Entnehmen Sie den folgenden Interviewauszug über Sterbebegleitung und geben Sie ihn vollständig und wortgetreu wieder.

TEXTAUSZUG:
┌──
Im Sterben bleibt immer etwas offen

Maria Streli-Wolf im Gespräch mit Elisabeth Medicus, ärztliche Leiterin, und Elisabeth Draxl, Pflegedienstleiterin in der Tiroler Hospiz-Gemeinschaft.

Ihr begleitet Menschen an die Grenze des Lebens. Wie geht ihr mit euren eigenen Grenzen um?

Elisabeth Medicus:
Wir begleiten Menschen bis zum Tod, also an jenen Punkt, der uns alle betrifft, den wir aber nicht kontrollieren und steuern können. Der Anspruch, den wir an uns und unsere Arbeit stellen, ist naturgemäß hoch. Bei der Begleitung sterbender Menschen bleibt aber meistens auch etwas offen. Und so müssen wir uns unserer eigenen Grenzen und unserer Ohnmacht bewusst sein und sie auch annehmen lernen.
└──
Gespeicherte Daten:
┌──
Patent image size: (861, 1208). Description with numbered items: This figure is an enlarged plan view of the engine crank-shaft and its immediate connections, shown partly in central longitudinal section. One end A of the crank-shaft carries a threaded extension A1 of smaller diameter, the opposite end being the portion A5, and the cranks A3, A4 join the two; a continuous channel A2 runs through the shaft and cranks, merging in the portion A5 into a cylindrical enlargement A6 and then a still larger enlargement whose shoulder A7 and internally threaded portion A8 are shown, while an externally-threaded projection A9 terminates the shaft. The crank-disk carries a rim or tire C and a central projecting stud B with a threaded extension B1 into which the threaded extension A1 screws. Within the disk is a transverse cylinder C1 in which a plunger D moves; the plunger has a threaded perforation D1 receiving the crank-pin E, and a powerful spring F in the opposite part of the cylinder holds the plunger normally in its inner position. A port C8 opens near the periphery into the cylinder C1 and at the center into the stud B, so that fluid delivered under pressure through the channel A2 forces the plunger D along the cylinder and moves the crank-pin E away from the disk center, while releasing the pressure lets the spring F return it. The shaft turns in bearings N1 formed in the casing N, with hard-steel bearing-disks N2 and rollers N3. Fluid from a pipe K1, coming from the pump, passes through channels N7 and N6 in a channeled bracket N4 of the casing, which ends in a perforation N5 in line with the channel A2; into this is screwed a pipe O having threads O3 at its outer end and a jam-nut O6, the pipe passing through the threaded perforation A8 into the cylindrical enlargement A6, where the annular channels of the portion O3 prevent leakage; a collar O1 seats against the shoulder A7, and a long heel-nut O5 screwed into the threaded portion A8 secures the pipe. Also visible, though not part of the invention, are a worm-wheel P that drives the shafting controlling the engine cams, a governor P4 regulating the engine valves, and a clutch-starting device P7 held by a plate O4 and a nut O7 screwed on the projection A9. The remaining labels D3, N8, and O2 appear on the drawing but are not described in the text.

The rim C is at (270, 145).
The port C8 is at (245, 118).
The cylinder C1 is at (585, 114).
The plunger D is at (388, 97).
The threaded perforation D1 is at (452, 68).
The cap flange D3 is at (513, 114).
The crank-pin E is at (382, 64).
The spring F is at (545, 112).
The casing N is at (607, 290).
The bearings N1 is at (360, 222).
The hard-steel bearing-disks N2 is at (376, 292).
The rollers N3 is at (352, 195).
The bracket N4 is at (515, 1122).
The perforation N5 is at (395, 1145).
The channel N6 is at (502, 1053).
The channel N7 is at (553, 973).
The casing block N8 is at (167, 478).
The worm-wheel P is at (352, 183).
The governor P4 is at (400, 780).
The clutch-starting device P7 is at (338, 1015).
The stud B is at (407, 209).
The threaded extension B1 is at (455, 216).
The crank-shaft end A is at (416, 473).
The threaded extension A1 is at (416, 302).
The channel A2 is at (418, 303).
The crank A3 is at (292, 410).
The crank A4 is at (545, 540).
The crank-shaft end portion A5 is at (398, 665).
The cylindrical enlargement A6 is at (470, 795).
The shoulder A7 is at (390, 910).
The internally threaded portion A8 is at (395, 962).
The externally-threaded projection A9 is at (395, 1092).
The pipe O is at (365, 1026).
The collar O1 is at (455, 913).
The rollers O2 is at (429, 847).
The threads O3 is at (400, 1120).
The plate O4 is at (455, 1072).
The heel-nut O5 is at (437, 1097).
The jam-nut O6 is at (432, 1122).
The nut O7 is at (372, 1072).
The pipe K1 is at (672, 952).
└──
ERGEBNIS:
Im Sterben bleibt immer etwas offen

Maria Streli-Wolf im Gespräch mit Elisabeth Medicus, ärztliche Leiterin, und Elisabeth Draxl, Pflegedienstleiterin in der Tiroler Hospiz-Gemeinschaft.

Ihr begleitet Menschen an die Grenze des Lebens. Wie geht ihr mit euren eigenen Grenzen um?

Elisabeth Medicus:
Wir begleiten Menschen bis zum Tod, also an jenen Punkt, der uns alle betrifft, den wir aber nicht kontrollieren und steuern können. Der Anspruch, den wir an uns und unsere Arbeit stellen, ist naturgemäß hoch. Bei der Begleitung sterbender Menschen bleibt aber meistens auch etwas offen. Und so müssen wir uns unserer eigenen Grenzen und unserer Ohnmacht bewusst sein und sie auch annehmen lernen.